[Source records]
+ + +

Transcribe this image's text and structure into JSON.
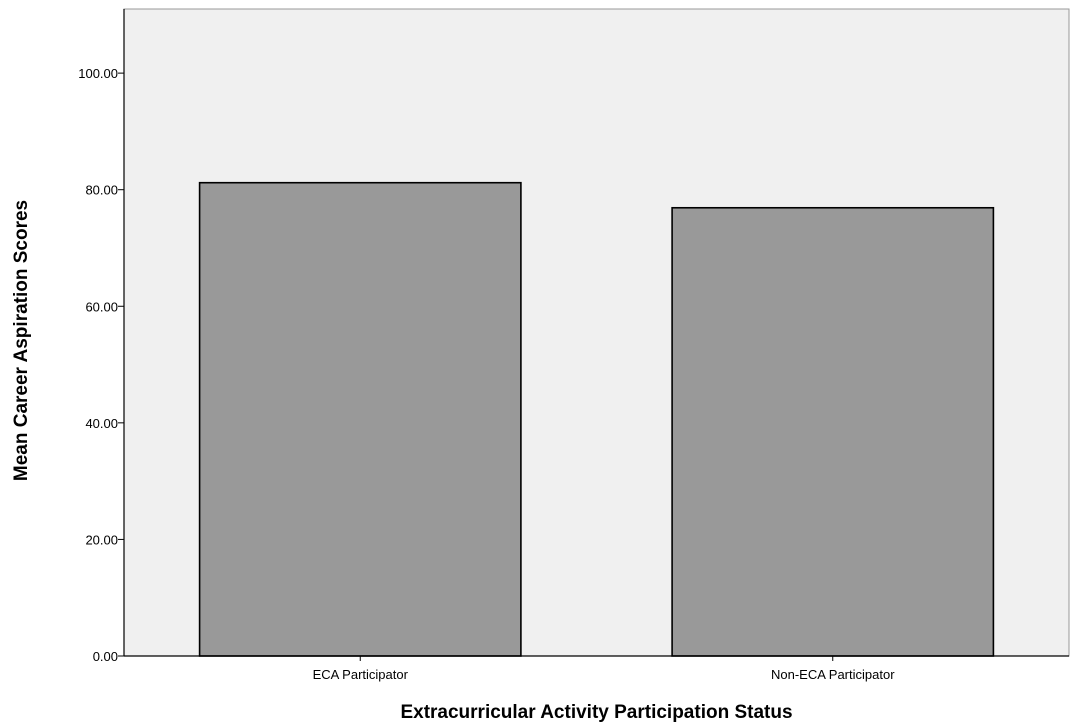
{
  "chart_data": {
    "type": "bar",
    "categories": [
      "ECA Participator",
      "Non-ECA Participator"
    ],
    "values": [
      81.2,
      76.9
    ],
    "xlabel": "Extracurricular Activity Participation Status",
    "ylabel": "Mean Career Aspiration Scores",
    "ylim": [
      0,
      111
    ],
    "yticks": [
      0,
      20,
      40,
      60,
      80,
      100
    ],
    "ytick_labels": [
      "0.00",
      "20.00",
      "40.00",
      "60.00",
      "80.00",
      "100.00"
    ],
    "grid": false,
    "legend": "none",
    "colors": {
      "plot_background": "#f0f0f0",
      "bar_fill": "#999999",
      "bar_stroke": "#000000",
      "axis": "#000000",
      "frame": "#999999"
    }
  }
}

+ + +

Prompt
Print each record exactly as it stands, leaving the images out.

Solution to this exercise
Transcribe this image's text and structure into JSON.
{
  "chart_data": {
    "type": "bar",
    "categories": [
      "ECA Participator",
      "Non-ECA Participator"
    ],
    "values": [
      81.2,
      76.9
    ],
    "xlabel": "Extracurricular Activity Participation Status",
    "ylabel": "Mean Career Aspiration Scores",
    "ylim": [
      0,
      111
    ],
    "yticks": [
      0,
      20,
      40,
      60,
      80,
      100
    ],
    "ytick_labels": [
      "0.00",
      "20.00",
      "40.00",
      "60.00",
      "80.00",
      "100.00"
    ],
    "grid": false,
    "legend": "none",
    "colors": {
      "plot_background": "#f0f0f0",
      "bar_fill": "#999999",
      "bar_stroke": "#000000",
      "axis": "#000000",
      "frame": "#999999"
    }
  }
}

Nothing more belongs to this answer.